AIM: Omit the images. Copy each entry word for word.

AVAILABLE DATA:

>>>>>

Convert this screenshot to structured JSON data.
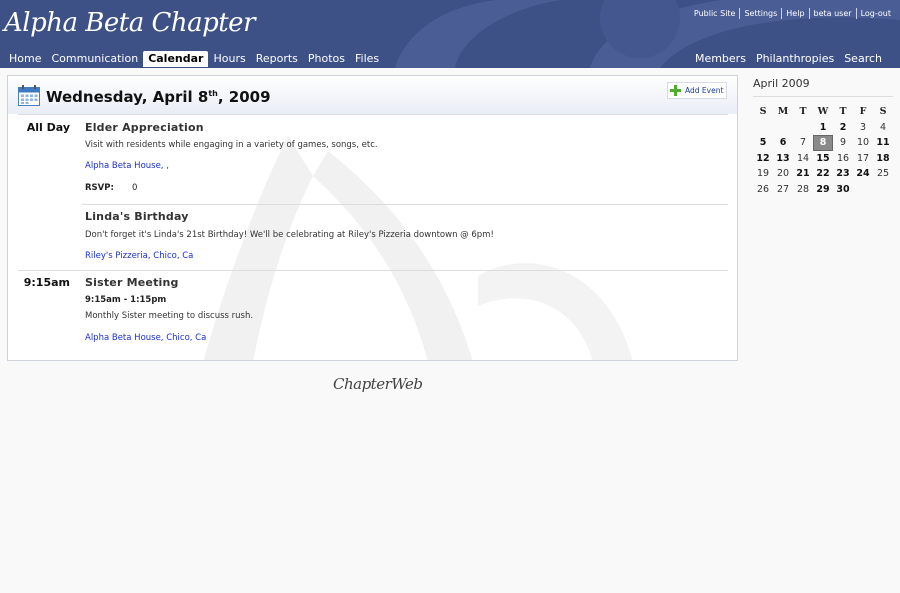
{
  "brand": {
    "name": "Alpha Beta Chapter"
  },
  "util_links": [
    "Public Site",
    "Settings",
    "Help",
    "beta user",
    "Log-out"
  ],
  "nav": {
    "left": [
      "Home",
      "Communication",
      "Calendar",
      "Hours",
      "Reports",
      "Photos",
      "Files"
    ],
    "active": "Calendar",
    "right": [
      "Members",
      "Philanthropies",
      "Search"
    ]
  },
  "day_view": {
    "title_prefix": "Wednesday, April 8",
    "title_suffix": "th",
    "title_year": ", 2009",
    "add_event_label": "Add Event",
    "sections": [
      {
        "time": "All Day",
        "events": [
          {
            "title": "Elder Appreciation",
            "description": "Visit with residents while engaging in a variety of games, songs, etc.",
            "location": "Alpha Beta House, ,",
            "rsvp_label": "RSVP:",
            "rsvp_value": "0"
          },
          {
            "title": "Linda's Birthday",
            "description": "Don't forget it's Linda's 21st Birthday! We'll be celebrating at Riley's Pizzeria downtown @ 6pm!",
            "location": "Riley's Pizzeria, Chico, Ca"
          }
        ]
      },
      {
        "time": "9:15am",
        "events": [
          {
            "title": "Sister Meeting",
            "time_range": "9:15am - 1:15pm",
            "description": "Monthly Sister meeting to discuss rush.",
            "location": "Alpha Beta House, Chico, Ca"
          }
        ]
      }
    ]
  },
  "footer": {
    "logo": "ChapterWeb"
  },
  "mini_calendar": {
    "title": "April 2009",
    "weekdays": [
      "S",
      "M",
      "T",
      "W",
      "T",
      "F",
      "S"
    ],
    "first_weekday": 3,
    "days_in_month": 30,
    "today": 8,
    "event_days": [
      1,
      2,
      5,
      6,
      11,
      12,
      13,
      15,
      18,
      21,
      22,
      23,
      24,
      29,
      30
    ]
  },
  "colors": {
    "header": "#3d5187",
    "link": "#1a2fd6",
    "today": "#8a8a8a"
  }
}
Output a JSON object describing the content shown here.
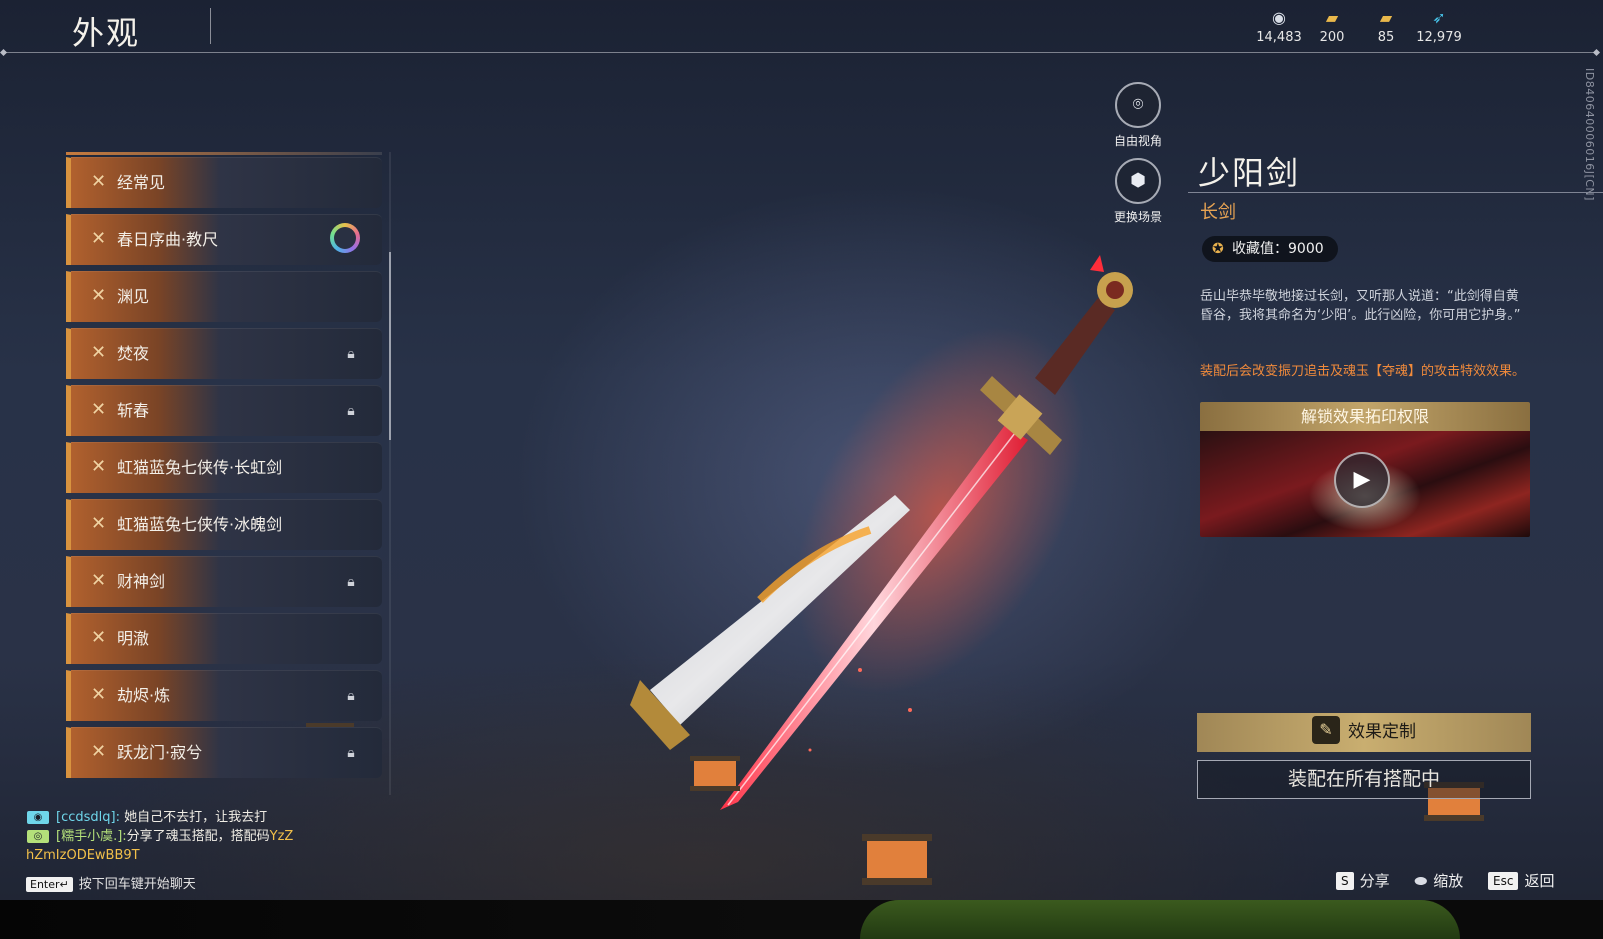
{
  "header": {
    "title": "外观",
    "currencies": [
      {
        "icon": "coin-stack-icon",
        "value": "14,483"
      },
      {
        "icon": "gold-bar-icon",
        "value": "200"
      },
      {
        "icon": "gold-bar-plus-icon",
        "value": "85"
      },
      {
        "icon": "feather-icon",
        "value": "12,979"
      }
    ]
  },
  "side_id": "ID840640006016J[CN]",
  "skin_list": [
    {
      "label": "经常见",
      "locked": false,
      "equipped": false
    },
    {
      "label": "春日序曲·教尺",
      "locked": false,
      "equipped": true
    },
    {
      "label": "渊见",
      "locked": false,
      "equipped": false
    },
    {
      "label": "焚夜",
      "locked": true,
      "equipped": false
    },
    {
      "label": "斩春",
      "locked": true,
      "equipped": false
    },
    {
      "label": "虹猫蓝兔七侠传·长虹剑",
      "locked": false,
      "equipped": false
    },
    {
      "label": "虹猫蓝兔七侠传·冰魄剑",
      "locked": false,
      "equipped": false
    },
    {
      "label": "财神剑",
      "locked": true,
      "equipped": false
    },
    {
      "label": "明澈",
      "locked": false,
      "equipped": false
    },
    {
      "label": "劫烬·炼",
      "locked": true,
      "equipped": false
    },
    {
      "label": "跃龙门·寂兮",
      "locked": true,
      "equipped": false
    }
  ],
  "camera": {
    "free_view": {
      "label": "自由视角",
      "icon": "camera-icon"
    },
    "change_scene": {
      "label": "更换场景",
      "icon": "cube-icon"
    }
  },
  "detail": {
    "name": "少阳剑",
    "type": "长剑",
    "collect_label": "收藏值：9000",
    "description": "岳山毕恭毕敬地接过长剑，又听那人说道：“此剑得自黄昏谷，我将其命名为‘少阳’。此行凶险，你可用它护身。”",
    "effect_note": "装配后会改变振刀追击及魂玉【夺魂】的攻击特效效果。",
    "unlock_title": "解锁效果拓印权限",
    "customize_label": "效果定制",
    "equip_label": "装配在所有搭配中"
  },
  "chat": {
    "messages": [
      {
        "channel_icon": "team-icon",
        "name": "[ccdsdlq]:",
        "text": " 她自己不去打，让我去打"
      },
      {
        "channel_icon": "world-icon",
        "name": "[糯手小虞.]:",
        "text": "分享了魂玉搭配，搭配码",
        "code": "YzZ"
      }
    ],
    "code_continuation": "hZmIzODEwBB9T",
    "enter_key": "Enter↵",
    "enter_hint": "按下回车键开始聊天"
  },
  "hints": {
    "share_key": "S",
    "share_label": "分享",
    "zoom_label": "缩放",
    "back_key": "Esc",
    "back_label": "返回"
  },
  "colors": {
    "accent_orange": "#d8933f",
    "effect_text": "#f08a3b",
    "type_text": "#e7a353",
    "gold_button": "#c9ae70"
  }
}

<<<<<

TASK ANSWER:
Convert this screenshot to structured JSON data.
{
  "brand": {
    "name": "Alpha Beta Chapter"
  },
  "util_links": [
    "Public Site",
    "Settings",
    "Help",
    "beta user",
    "Log-out"
  ],
  "nav": {
    "left": [
      "Home",
      "Communication",
      "Calendar",
      "Hours",
      "Reports",
      "Photos",
      "Files"
    ],
    "active": "Calendar",
    "right": [
      "Members",
      "Philanthropies",
      "Search"
    ]
  },
  "day_view": {
    "title_prefix": "Wednesday, April 8",
    "title_suffix": "th",
    "title_year": ", 2009",
    "add_event_label": "Add Event",
    "sections": [
      {
        "time": "All Day",
        "events": [
          {
            "title": "Elder Appreciation",
            "description": "Visit with residents while engaging in a variety of games, songs, etc.",
            "location": "Alpha Beta House, ,",
            "rsvp_label": "RSVP:",
            "rsvp_value": "0"
          },
          {
            "title": "Linda's Birthday",
            "description": "Don't forget it's Linda's 21st Birthday! We'll be celebrating at Riley's Pizzeria downtown @ 6pm!",
            "location": "Riley's Pizzeria, Chico, Ca"
          }
        ]
      },
      {
        "time": "9:15am",
        "events": [
          {
            "title": "Sister Meeting",
            "time_range": "9:15am - 1:15pm",
            "description": "Monthly Sister meeting to discuss rush.",
            "location": "Alpha Beta House, Chico, Ca"
          }
        ]
      }
    ]
  },
  "footer": {
    "logo": "ChapterWeb"
  },
  "mini_calendar": {
    "title": "April 2009",
    "weekdays": [
      "S",
      "M",
      "T",
      "W",
      "T",
      "F",
      "S"
    ],
    "first_weekday": 3,
    "days_in_month": 30,
    "today": 8,
    "event_days": [
      1,
      2,
      5,
      6,
      11,
      12,
      13,
      15,
      18,
      21,
      22,
      23,
      24,
      29,
      30
    ]
  },
  "colors": {
    "header": "#3d5187",
    "link": "#1a2fd6",
    "today": "#8a8a8a"
  }
}
Output a JSON object describing the content shown here.
{
  "header": {
    "title": "外观",
    "currencies": [
      {
        "icon": "coin-stack-icon",
        "value": "14,483"
      },
      {
        "icon": "gold-bar-icon",
        "value": "200"
      },
      {
        "icon": "gold-bar-plus-icon",
        "value": "85"
      },
      {
        "icon": "feather-icon",
        "value": "12,979"
      }
    ]
  },
  "side_id": "ID840640006016J[CN]",
  "skin_list": [
    {
      "label": "经常见",
      "locked": false,
      "equipped": false
    },
    {
      "label": "春日序曲·教尺",
      "locked": false,
      "equipped": true
    },
    {
      "label": "渊见",
      "locked": false,
      "equipped": false
    },
    {
      "label": "焚夜",
      "locked": true,
      "equipped": false
    },
    {
      "label": "斩春",
      "locked": true,
      "equipped": false
    },
    {
      "label": "虹猫蓝兔七侠传·长虹剑",
      "locked": false,
      "equipped": false
    },
    {
      "label": "虹猫蓝兔七侠传·冰魄剑",
      "locked": false,
      "equipped": false
    },
    {
      "label": "财神剑",
      "locked": true,
      "equipped": false
    },
    {
      "label": "明澈",
      "locked": false,
      "equipped": false
    },
    {
      "label": "劫烬·炼",
      "locked": true,
      "equipped": false
    },
    {
      "label": "跃龙门·寂兮",
      "locked": true,
      "equipped": false
    }
  ],
  "camera": {
    "free_view": {
      "label": "自由视角",
      "icon": "camera-icon"
    },
    "change_scene": {
      "label": "更换场景",
      "icon": "cube-icon"
    }
  },
  "detail": {
    "name": "少阳剑",
    "type": "长剑",
    "collect_label": "收藏值：9000",
    "description": "岳山毕恭毕敬地接过长剑，又听那人说道：“此剑得自黄昏谷，我将其命名为‘少阳’。此行凶险，你可用它护身。”",
    "effect_note": "装配后会改变振刀追击及魂玉【夺魂】的攻击特效效果。",
    "unlock_title": "解锁效果拓印权限",
    "customize_label": "效果定制",
    "equip_label": "装配在所有搭配中"
  },
  "chat": {
    "messages": [
      {
        "channel_icon": "team-icon",
        "name": "[ccdsdlq]:",
        "text": " 她自己不去打，让我去打"
      },
      {
        "channel_icon": "world-icon",
        "name": "[糯手小虞.]:",
        "text": "分享了魂玉搭配，搭配码",
        "code": "YzZ"
      }
    ],
    "code_continuation": "hZmIzODEwBB9T",
    "enter_key": "Enter↵",
    "enter_hint": "按下回车键开始聊天"
  },
  "hints": {
    "share_key": "S",
    "share_label": "分享",
    "zoom_label": "缩放",
    "back_key": "Esc",
    "back_label": "返回"
  },
  "colors": {
    "accent_orange": "#d8933f",
    "effect_text": "#f08a3b",
    "type_text": "#e7a353",
    "gold_button": "#c9ae70"
  }
}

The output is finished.